→ Your task: Select all lines with the string "JSON" in them, and copy those lines.

Items from a figure collection:
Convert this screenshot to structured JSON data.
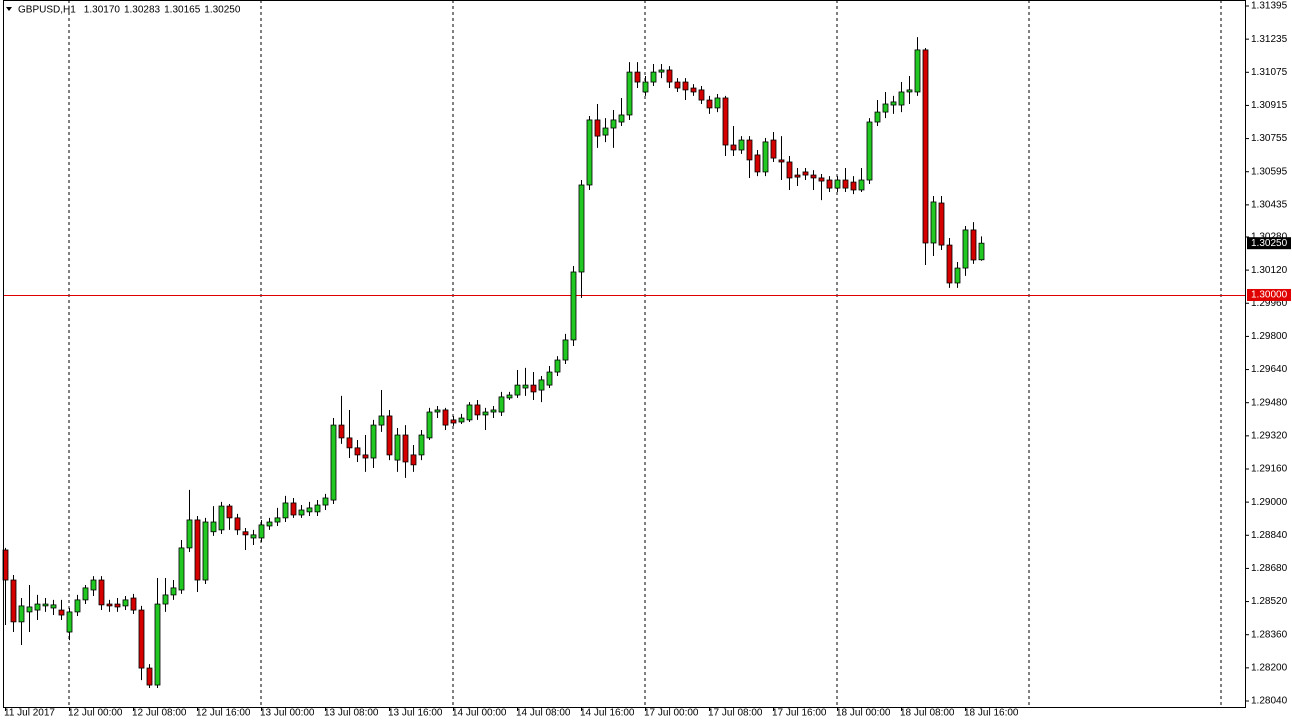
{
  "chart_data": {
    "type": "candlestick",
    "title": "GBPUSD,H1",
    "title_values": [
      "1.30170",
      "1.30283",
      "1.30165",
      "1.30250"
    ],
    "categories": [
      "11 Jul 2017",
      null,
      null,
      null,
      null,
      null,
      null,
      null,
      "12 Jul 00:00",
      null,
      null,
      null,
      null,
      null,
      null,
      null,
      "12 Jul 08:00",
      null,
      null,
      null,
      null,
      null,
      null,
      null,
      "12 Jul 16:00",
      null,
      null,
      null,
      null,
      null,
      null,
      null,
      "13 Jul 00:00",
      null,
      null,
      null,
      null,
      null,
      null,
      null,
      "13 Jul 08:00",
      null,
      null,
      null,
      null,
      null,
      null,
      null,
      "13 Jul 16:00",
      null,
      null,
      null,
      null,
      null,
      null,
      null,
      "14 Jul 00:00",
      null,
      null,
      null,
      null,
      null,
      null,
      null,
      "14 Jul 08:00",
      null,
      null,
      null,
      null,
      null,
      null,
      null,
      "14 Jul 16:00",
      null,
      null,
      null,
      null,
      null,
      null,
      null,
      "17 Jul 00:00",
      null,
      null,
      null,
      null,
      null,
      null,
      null,
      "17 Jul 08:00",
      null,
      null,
      null,
      null,
      null,
      null,
      null,
      "17 Jul 16:00",
      null,
      null,
      null,
      null,
      null,
      null,
      null,
      "18 Jul 00:00",
      null,
      null,
      null,
      null,
      null,
      null,
      null,
      "18 Jul 08:00",
      null,
      null,
      null,
      null,
      null,
      null,
      null,
      "18 Jul 16:00",
      null,
      null
    ],
    "open": [
      1.28769,
      1.28624,
      1.28422,
      1.2847,
      1.28479,
      1.28499,
      1.28489,
      1.28479,
      1.28373,
      1.2847,
      1.28528,
      1.28576,
      1.28624,
      1.28508,
      1.28508,
      1.28499,
      1.28537,
      1.28479,
      1.28199,
      1.28117,
      1.28508,
      1.28552,
      1.28576,
      1.28779,
      1.28914,
      1.28624,
      1.28857,
      1.28866,
      1.28981,
      1.28924,
      1.28857,
      1.28827,
      1.28827,
      1.28885,
      1.28904,
      1.28924,
      1.28996,
      1.28938,
      1.28953,
      1.28953,
      1.28986,
      1.2901,
      1.29372,
      1.2931,
      1.29262,
      1.29228,
      1.29213,
      1.29372,
      1.29416,
      1.29203,
      1.29324,
      1.29228,
      1.29228,
      1.2931,
      1.29435,
      1.29445,
      1.29397,
      1.29387,
      1.29397,
      1.29469,
      1.29421,
      1.29435,
      1.29435,
      1.29503,
      1.29517,
      1.29551,
      1.29565,
      1.29541,
      1.29565,
      1.29628,
      1.29686,
      1.29783,
      1.30111,
      1.30531,
      1.30845,
      1.30772,
      1.30806,
      1.30835,
      1.30869,
      1.31076,
      1.3098,
      1.31028,
      1.31076,
      1.31086,
      1.31028,
      1.31028,
      1.30999,
      1.3099,
      1.30941,
      1.30903,
      1.30951,
      1.30724,
      1.307,
      1.30748,
      1.30676,
      1.30594,
      1.30748,
      1.30652,
      1.30642,
      1.30579,
      1.30594,
      1.30579,
      1.30565,
      1.30555,
      1.30516,
      1.30555,
      1.30545,
      1.30507,
      1.30555,
      1.30835,
      1.30883,
      1.30917,
      1.30917,
      1.3098,
      1.3098,
      1.31183,
      1.30251,
      1.30444,
      1.30241,
      1.30058,
      1.3013,
      1.30314,
      1.3017
    ],
    "high": [
      1.28779,
      1.28648,
      1.28537,
      1.286,
      1.28552,
      1.28537,
      1.28528,
      1.28528,
      1.28489,
      1.28552,
      1.286,
      1.28643,
      1.28643,
      1.28528,
      1.28537,
      1.28547,
      1.28557,
      1.28499,
      1.28218,
      1.28634,
      1.28634,
      1.28624,
      1.28817,
      1.29059,
      1.28933,
      1.28924,
      1.28981,
      1.29001,
      1.28991,
      1.28943,
      1.28875,
      1.28866,
      1.28914,
      1.28924,
      1.28972,
      1.2903,
      1.2902,
      1.28986,
      1.29001,
      1.2901,
      1.2904,
      1.29406,
      1.29513,
      1.29445,
      1.293,
      1.29324,
      1.29397,
      1.29541,
      1.29445,
      1.29358,
      1.29372,
      1.29276,
      1.29348,
      1.29455,
      1.29464,
      1.29455,
      1.29416,
      1.29426,
      1.29483,
      1.29493,
      1.29455,
      1.29464,
      1.29532,
      1.29532,
      1.29638,
      1.29648,
      1.29628,
      1.29609,
      1.29657,
      1.29705,
      1.29812,
      1.3014,
      1.30555,
      1.30864,
      1.30922,
      1.30854,
      1.30893,
      1.30951,
      1.31124,
      1.31124,
      1.31057,
      1.31115,
      1.31115,
      1.31105,
      1.31047,
      1.31047,
      1.31018,
      1.31009,
      1.30961,
      1.3097,
      1.30961,
      1.30816,
      1.30767,
      1.30767,
      1.307,
      1.30758,
      1.30787,
      1.30767,
      1.30671,
      1.30613,
      1.30613,
      1.30603,
      1.30584,
      1.30574,
      1.30574,
      1.30613,
      1.30574,
      1.30613,
      1.30854,
      1.30941,
      1.3098,
      1.30961,
      1.31028,
      1.31057,
      1.31245,
      1.31192,
      1.30478,
      1.30478,
      1.30275,
      1.30159,
      1.30333,
      1.30352,
      1.30283
    ],
    "low": [
      1.28407,
      1.28373,
      1.2831,
      1.28373,
      1.28431,
      1.2847,
      1.28455,
      1.28431,
      1.28334,
      1.2845,
      1.28508,
      1.28547,
      1.28479,
      1.2847,
      1.2847,
      1.28479,
      1.2846,
      1.28141,
      1.28103,
      1.28103,
      1.2847,
      1.28528,
      1.28557,
      1.28759,
      1.28566,
      1.28605,
      1.28837,
      1.28846,
      1.28866,
      1.28842,
      1.28769,
      1.28793,
      1.28808,
      1.28866,
      1.28885,
      1.28904,
      1.28924,
      1.28924,
      1.28933,
      1.28933,
      1.28962,
      1.28991,
      1.29281,
      1.29213,
      1.29194,
      1.29146,
      1.29165,
      1.29339,
      1.29203,
      1.29146,
      1.29117,
      1.29146,
      1.29203,
      1.293,
      1.29406,
      1.29348,
      1.29368,
      1.29377,
      1.29387,
      1.29397,
      1.29348,
      1.29406,
      1.29416,
      1.29493,
      1.29503,
      1.29513,
      1.29493,
      1.29483,
      1.29551,
      1.29609,
      1.29667,
      1.29754,
      1.29986,
      1.30507,
      1.3071,
      1.30738,
      1.3071,
      1.30816,
      1.30845,
      1.30999,
      1.30961,
      1.31009,
      1.31047,
      1.30999,
      1.3098,
      1.30941,
      1.30961,
      1.30922,
      1.30874,
      1.30883,
      1.30671,
      1.30671,
      1.30681,
      1.30565,
      1.30574,
      1.30574,
      1.30642,
      1.30555,
      1.30507,
      1.30526,
      1.30555,
      1.30507,
      1.30458,
      1.30497,
      1.30497,
      1.30497,
      1.30487,
      1.30497,
      1.30536,
      1.30816,
      1.30854,
      1.30874,
      1.30883,
      1.30922,
      1.30961,
      1.30145,
      1.30188,
      1.30217,
      1.30034,
      1.30034,
      1.30092,
      1.3015,
      1.30165
    ],
    "close": [
      1.28624,
      1.28422,
      1.28499,
      1.28494,
      1.28508,
      1.28508,
      1.28504,
      1.28455,
      1.2847,
      1.28528,
      1.28586,
      1.28624,
      1.28504,
      1.28499,
      1.28494,
      1.28528,
      1.28479,
      1.28199,
      1.28117,
      1.28508,
      1.28552,
      1.28586,
      1.28779,
      1.28914,
      1.28624,
      1.28904,
      1.28904,
      1.28981,
      1.28924,
      1.28866,
      1.28842,
      1.28842,
      1.2889,
      1.28904,
      1.28924,
      1.28996,
      1.28938,
      1.28962,
      1.28972,
      1.28986,
      1.2902,
      1.29372,
      1.2931,
      1.29262,
      1.29228,
      1.29213,
      1.29372,
      1.29416,
      1.29228,
      1.29324,
      1.29194,
      1.2918,
      1.29324,
      1.29435,
      1.29445,
      1.29372,
      1.29382,
      1.29406,
      1.29469,
      1.29421,
      1.29435,
      1.29445,
      1.29508,
      1.29517,
      1.29565,
      1.29565,
      1.29532,
      1.2959,
      1.29628,
      1.29686,
      1.29783,
      1.30111,
      1.30531,
      1.30845,
      1.30767,
      1.30806,
      1.30845,
      1.30869,
      1.31076,
      1.31028,
      1.31028,
      1.31076,
      1.31086,
      1.31028,
      1.30999,
      1.3099,
      1.3098,
      1.30941,
      1.30903,
      1.30951,
      1.30724,
      1.307,
      1.30748,
      1.30652,
      1.30594,
      1.30739,
      1.30661,
      1.30642,
      1.30565,
      1.30569,
      1.30579,
      1.30565,
      1.3055,
      1.30516,
      1.30555,
      1.30516,
      1.30507,
      1.30555,
      1.30835,
      1.30883,
      1.30922,
      1.30932,
      1.3098,
      1.3099,
      1.31183,
      1.30251,
      1.30449,
      1.30241,
      1.30058,
      1.3013,
      1.30314,
      1.30169,
      1.3025
    ],
    "up_color": "#22c822",
    "down_color": "#d40000",
    "ylim": [
      1.28011,
      1.31424
    ],
    "yticks": [
      1.31395,
      1.31235,
      1.31075,
      1.30915,
      1.30755,
      1.30595,
      1.30435,
      {
        "value": 1.3028,
        "label": "1.30280"
      },
      {
        "value": 1.3012,
        "label": "1.30120"
      },
      {
        "value": 1.2996,
        "label": "1.29960"
      },
      {
        "value": 1.298,
        "label": "1.29800"
      },
      {
        "value": 1.2964,
        "label": "1.29640"
      },
      {
        "value": 1.2948,
        "label": "1.29480"
      },
      {
        "value": 1.2932,
        "label": "1.29320"
      },
      {
        "value": 1.2916,
        "label": "1.29160"
      },
      {
        "value": 1.29,
        "label": "1.29000"
      },
      {
        "value": 1.2884,
        "label": "1.28840"
      },
      {
        "value": 1.2868,
        "label": "1.28680"
      },
      {
        "value": 1.2852,
        "label": "1.28520"
      },
      {
        "value": 1.2836,
        "label": "1.28360"
      },
      {
        "value": 1.282,
        "label": "1.28200"
      },
      {
        "value": 1.2804,
        "label": "1.28040"
      }
    ],
    "hline": {
      "value": 1.3,
      "label": "1.30000",
      "color": "#e00000"
    },
    "current_price": {
      "value": 1.3025,
      "label": "1.30250"
    },
    "grid": false,
    "period_separators": true
  }
}
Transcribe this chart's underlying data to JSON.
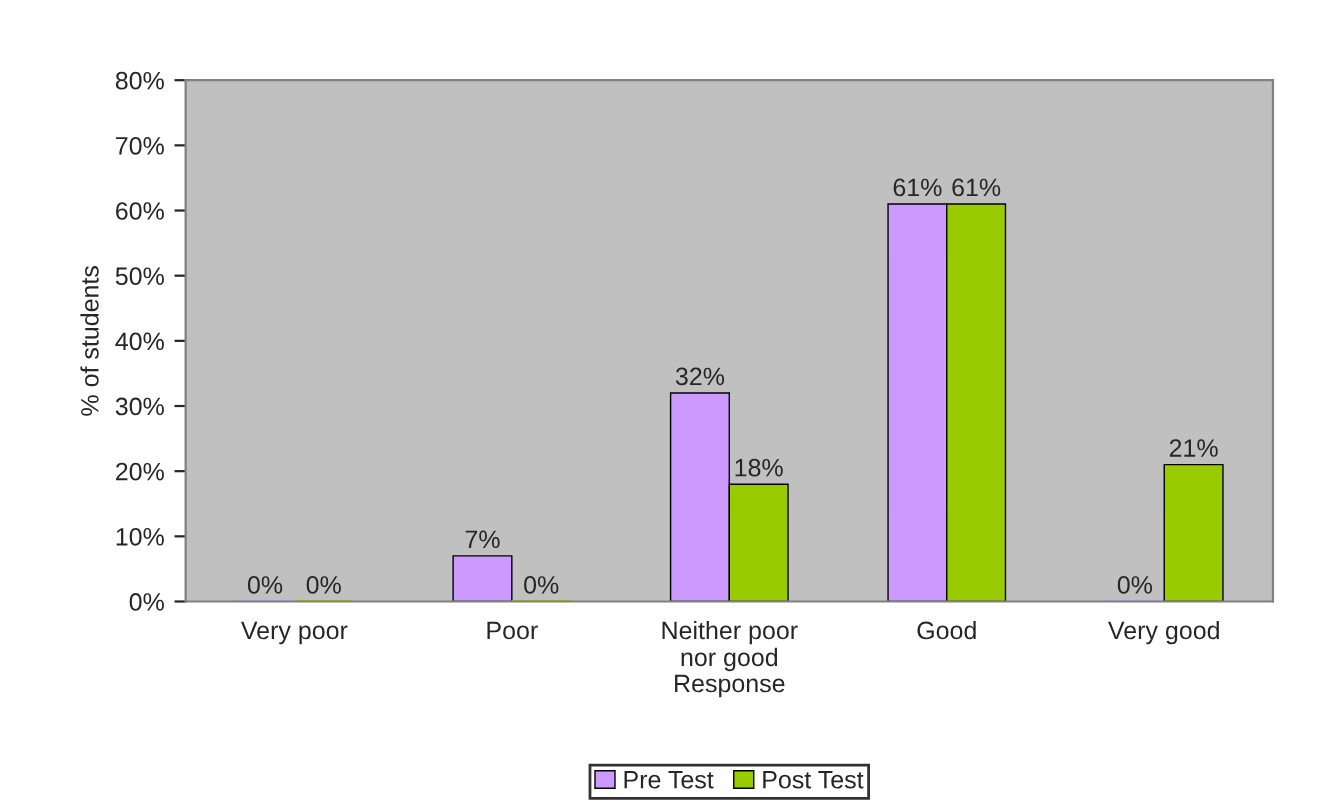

→ Answer to the exercise:
Convert this screenshot to structured JSON data.
Transcribe this chart's underlying data to JSON.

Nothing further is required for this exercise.